▸ **Data in this exercise**
START

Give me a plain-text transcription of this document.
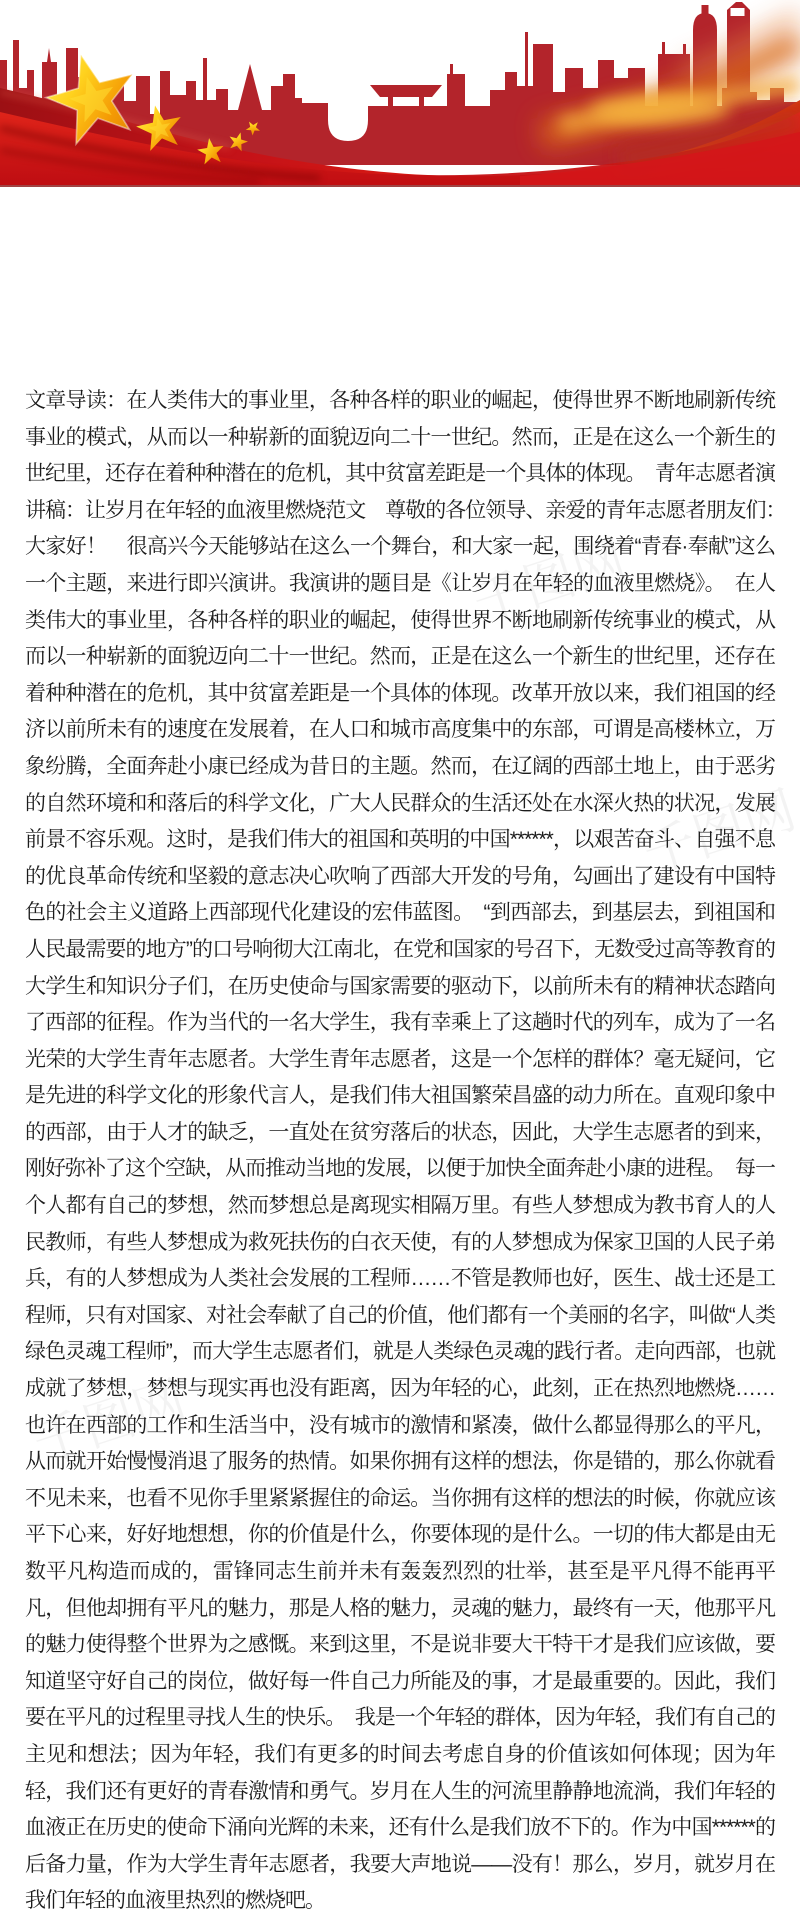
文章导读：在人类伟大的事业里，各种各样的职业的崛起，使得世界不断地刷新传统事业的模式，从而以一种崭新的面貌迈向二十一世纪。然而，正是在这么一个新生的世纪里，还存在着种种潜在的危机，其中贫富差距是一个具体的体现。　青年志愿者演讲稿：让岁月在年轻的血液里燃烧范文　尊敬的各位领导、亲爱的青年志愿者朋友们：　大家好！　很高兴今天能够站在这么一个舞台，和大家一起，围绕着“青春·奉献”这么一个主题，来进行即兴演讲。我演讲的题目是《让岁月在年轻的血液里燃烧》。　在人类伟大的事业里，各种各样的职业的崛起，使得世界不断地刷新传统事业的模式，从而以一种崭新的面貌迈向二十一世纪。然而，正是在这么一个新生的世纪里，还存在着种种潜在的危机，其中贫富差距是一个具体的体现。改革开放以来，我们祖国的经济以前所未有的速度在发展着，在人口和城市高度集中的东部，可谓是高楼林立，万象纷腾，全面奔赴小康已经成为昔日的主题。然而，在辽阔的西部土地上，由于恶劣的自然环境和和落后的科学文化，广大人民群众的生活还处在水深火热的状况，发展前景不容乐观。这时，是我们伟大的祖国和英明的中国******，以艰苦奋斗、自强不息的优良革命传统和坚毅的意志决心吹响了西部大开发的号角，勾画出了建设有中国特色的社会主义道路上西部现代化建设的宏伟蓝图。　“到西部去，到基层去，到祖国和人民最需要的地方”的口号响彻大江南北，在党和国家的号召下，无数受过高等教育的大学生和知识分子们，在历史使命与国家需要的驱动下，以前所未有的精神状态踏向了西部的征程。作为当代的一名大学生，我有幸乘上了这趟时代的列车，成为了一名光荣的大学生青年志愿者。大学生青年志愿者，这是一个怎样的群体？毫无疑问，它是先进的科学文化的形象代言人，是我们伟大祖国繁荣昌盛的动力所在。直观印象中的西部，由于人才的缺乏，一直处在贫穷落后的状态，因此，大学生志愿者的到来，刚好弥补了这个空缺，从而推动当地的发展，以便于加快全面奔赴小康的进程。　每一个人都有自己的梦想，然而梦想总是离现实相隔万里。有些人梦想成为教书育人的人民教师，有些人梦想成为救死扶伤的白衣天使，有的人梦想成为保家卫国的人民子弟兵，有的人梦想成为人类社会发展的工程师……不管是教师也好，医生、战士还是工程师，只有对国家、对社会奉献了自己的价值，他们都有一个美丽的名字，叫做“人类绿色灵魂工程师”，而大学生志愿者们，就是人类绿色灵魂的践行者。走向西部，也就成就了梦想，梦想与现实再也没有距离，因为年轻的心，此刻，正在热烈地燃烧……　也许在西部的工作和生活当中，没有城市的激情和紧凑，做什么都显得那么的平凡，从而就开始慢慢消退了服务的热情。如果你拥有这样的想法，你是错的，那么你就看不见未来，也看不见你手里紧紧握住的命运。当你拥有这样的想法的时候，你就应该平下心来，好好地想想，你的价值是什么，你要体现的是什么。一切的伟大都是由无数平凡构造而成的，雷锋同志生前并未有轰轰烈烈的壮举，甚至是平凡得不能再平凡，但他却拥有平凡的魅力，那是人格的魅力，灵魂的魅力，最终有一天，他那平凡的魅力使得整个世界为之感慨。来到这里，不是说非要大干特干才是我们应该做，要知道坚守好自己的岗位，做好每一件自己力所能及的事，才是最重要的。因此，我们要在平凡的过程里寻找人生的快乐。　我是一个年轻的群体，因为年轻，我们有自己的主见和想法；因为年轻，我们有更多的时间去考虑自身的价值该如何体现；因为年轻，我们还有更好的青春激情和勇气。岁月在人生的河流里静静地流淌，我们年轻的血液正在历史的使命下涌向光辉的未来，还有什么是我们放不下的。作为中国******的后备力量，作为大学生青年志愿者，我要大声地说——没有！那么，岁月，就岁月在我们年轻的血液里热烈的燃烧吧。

END
START

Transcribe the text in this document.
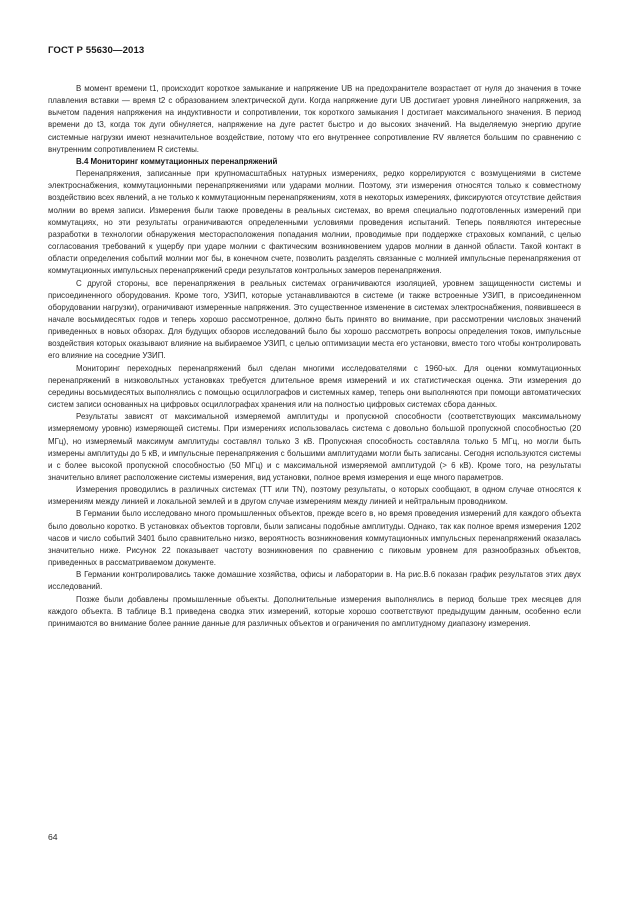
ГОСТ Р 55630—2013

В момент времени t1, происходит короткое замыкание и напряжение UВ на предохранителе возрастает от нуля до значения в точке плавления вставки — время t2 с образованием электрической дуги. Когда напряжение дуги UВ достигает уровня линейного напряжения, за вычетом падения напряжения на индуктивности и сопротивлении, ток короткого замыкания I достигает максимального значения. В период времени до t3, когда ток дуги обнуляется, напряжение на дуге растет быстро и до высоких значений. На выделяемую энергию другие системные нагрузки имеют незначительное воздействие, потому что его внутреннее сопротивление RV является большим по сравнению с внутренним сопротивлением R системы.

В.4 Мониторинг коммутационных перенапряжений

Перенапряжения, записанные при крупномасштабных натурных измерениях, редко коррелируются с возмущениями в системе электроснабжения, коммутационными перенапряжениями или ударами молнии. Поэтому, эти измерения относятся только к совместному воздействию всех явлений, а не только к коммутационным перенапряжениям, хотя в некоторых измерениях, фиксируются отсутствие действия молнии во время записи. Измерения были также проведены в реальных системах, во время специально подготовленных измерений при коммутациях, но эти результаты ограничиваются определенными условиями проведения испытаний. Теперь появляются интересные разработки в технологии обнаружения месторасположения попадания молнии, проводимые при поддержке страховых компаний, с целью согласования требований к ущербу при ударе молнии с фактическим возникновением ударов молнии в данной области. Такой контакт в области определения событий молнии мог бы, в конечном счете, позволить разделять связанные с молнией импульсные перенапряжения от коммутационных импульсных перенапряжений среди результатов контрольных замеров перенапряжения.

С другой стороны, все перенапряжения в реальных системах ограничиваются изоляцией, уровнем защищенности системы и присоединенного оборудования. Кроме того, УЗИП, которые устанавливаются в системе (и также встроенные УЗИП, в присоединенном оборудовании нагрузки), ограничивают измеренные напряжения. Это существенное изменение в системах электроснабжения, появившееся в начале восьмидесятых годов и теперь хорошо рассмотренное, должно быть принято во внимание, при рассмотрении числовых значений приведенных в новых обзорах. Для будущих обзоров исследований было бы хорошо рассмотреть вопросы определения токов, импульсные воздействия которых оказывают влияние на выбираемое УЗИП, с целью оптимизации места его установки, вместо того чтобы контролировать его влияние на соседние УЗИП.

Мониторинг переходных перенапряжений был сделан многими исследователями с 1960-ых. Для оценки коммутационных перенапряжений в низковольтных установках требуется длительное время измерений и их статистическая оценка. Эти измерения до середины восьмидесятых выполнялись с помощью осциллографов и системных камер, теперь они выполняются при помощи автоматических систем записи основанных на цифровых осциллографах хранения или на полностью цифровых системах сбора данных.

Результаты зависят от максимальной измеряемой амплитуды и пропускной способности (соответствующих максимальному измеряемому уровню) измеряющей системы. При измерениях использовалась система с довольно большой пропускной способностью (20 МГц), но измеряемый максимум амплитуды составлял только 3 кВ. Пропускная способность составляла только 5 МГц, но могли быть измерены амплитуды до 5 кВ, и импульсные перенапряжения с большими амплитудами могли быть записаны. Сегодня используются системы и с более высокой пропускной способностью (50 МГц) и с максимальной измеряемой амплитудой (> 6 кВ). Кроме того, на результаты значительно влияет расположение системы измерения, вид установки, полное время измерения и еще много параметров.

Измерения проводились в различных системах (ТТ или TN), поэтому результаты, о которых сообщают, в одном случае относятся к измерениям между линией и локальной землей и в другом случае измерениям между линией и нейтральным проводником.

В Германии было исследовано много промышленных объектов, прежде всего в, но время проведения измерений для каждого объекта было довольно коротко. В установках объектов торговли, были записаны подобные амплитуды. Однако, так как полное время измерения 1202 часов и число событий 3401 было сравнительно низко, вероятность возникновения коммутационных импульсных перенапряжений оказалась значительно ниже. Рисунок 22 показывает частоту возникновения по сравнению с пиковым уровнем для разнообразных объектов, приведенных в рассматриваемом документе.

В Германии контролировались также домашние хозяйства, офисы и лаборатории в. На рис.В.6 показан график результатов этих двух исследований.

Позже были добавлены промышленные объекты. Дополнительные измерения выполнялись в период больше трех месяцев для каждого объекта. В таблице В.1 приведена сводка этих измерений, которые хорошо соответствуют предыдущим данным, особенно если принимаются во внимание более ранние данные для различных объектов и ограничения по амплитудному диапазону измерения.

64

END

Looking at the entries above, state how many lines contain "этих"; give the number alone.

▸ **Solution to this problem**
2